→ **TO DO**
From the interview about Felix Biotechnology below, list every person it names.

→ **TEXT PASSAGE**
Q: What is the core problem that Felix Biotechnology is aiming to solve?
Dr. Paul Turner: The work at Felix derives from my lab’s interest in understanding how bacteria evolve in response to changes in their environment, and in particular, in response to antibiotic drugs. This evolved resistance is a growing threat to our healthcare system and has the potential to cause pandemic-level problems, not just for bacterial infections but for all interventions that require antibiotics (like surgeries, chemotherapies, etc). The WHO estimates that by 2050, 10M people will die per year of drug-resistant bacterial infections. Our current arsenal of antibiotic drugs is not enough to prevent this crisis, and recent efforts to develop new antibiotic drugs have been stymied. We need new tools to treat these deadly infections and prevent the spread of drug-resistant bacteria.
Q: That’s an incredibly important issue! What is Felix’s solution to this problem?
Dr. Robert McBride: While existing antibiotics are small molecule drugs, we are taking a different approach by harnessing the natural enemies of bacteria: bacteriophage, or phage. These are viruses that specifically infect and kill bacteria, and they were discovered before antibiotics and have long been posited to be an alternative way to treat infections. However, given the relative ease of small molecule drugs, research into phage therapy has lagged behind, and it is only now that we have the tools (including tools like CRISPR which allow us to effectively engineer lytic viruses) necessary to truly turn phage into an effective treatment option.
Q: What were the initial insights from the research done at Yale that served as the basis for Felix’s technology?
Dr. Paul Turner: We were studying how bacteria evolve in response to phage attack. Like with antibiotic drugs, bacteria can evolve resistance to phage, and also similarly, evolving resistance often requires a tradeoff, meaning that for the bacteria to gain resistance they must lose some other trait in the process. We asked the question whether we could identify phages that could either 1) kill drug-resistant bacteria, or 2) if the bacteria did evolve resistance to the phage, it forced a tradeoff that resulted in the loss of drug resistance or a decrease in bacterial virulence, hence making the infection less deadly. From this research, which was led by a scientist in my group named Ben Chan, we identified three phages that could drive these advantageous tradeoffs in Pseudomonas aeruginosa, one of the most common multi-drug resistant bacteria in the world. While we’ve launched a small clinical trial called CY-PHY to test the efficacy of these phages in cystic fibrosis patients with chronic P. aeruginosa lung infections, we realized that to take these phages and turn them into a widely available, accessible treatment, we would need to found a company.
Q: How is Felix building off this foundational work?

→ **MATERIAL SUPPLIED**
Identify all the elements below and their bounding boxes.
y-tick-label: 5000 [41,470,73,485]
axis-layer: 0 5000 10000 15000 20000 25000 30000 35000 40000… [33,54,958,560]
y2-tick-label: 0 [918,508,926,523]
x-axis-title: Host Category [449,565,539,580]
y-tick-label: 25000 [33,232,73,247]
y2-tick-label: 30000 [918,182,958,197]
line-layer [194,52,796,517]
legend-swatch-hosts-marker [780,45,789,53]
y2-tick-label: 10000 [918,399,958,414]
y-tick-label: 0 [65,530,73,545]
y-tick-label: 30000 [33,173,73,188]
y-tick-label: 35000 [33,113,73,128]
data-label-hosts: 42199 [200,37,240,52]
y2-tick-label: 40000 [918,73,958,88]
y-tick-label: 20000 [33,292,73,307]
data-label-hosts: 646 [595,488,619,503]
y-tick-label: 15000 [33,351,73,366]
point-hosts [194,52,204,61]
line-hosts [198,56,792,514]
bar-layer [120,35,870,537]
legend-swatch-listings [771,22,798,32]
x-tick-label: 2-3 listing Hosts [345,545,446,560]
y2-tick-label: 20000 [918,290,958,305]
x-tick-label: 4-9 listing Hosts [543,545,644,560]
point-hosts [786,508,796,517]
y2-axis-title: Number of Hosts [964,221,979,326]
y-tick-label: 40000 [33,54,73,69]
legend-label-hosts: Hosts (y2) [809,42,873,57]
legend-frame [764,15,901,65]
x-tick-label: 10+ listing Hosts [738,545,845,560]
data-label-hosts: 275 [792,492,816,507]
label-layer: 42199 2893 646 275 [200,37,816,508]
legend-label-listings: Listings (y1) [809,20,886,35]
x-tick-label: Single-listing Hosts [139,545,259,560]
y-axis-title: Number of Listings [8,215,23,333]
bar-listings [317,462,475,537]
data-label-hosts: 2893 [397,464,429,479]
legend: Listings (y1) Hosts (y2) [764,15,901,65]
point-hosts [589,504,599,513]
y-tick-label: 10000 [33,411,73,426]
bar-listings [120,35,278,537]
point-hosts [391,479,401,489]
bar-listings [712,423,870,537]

→ **THE ANSWER**
Dr. Paul Turner, Dr. Robert McBride, Ben Chan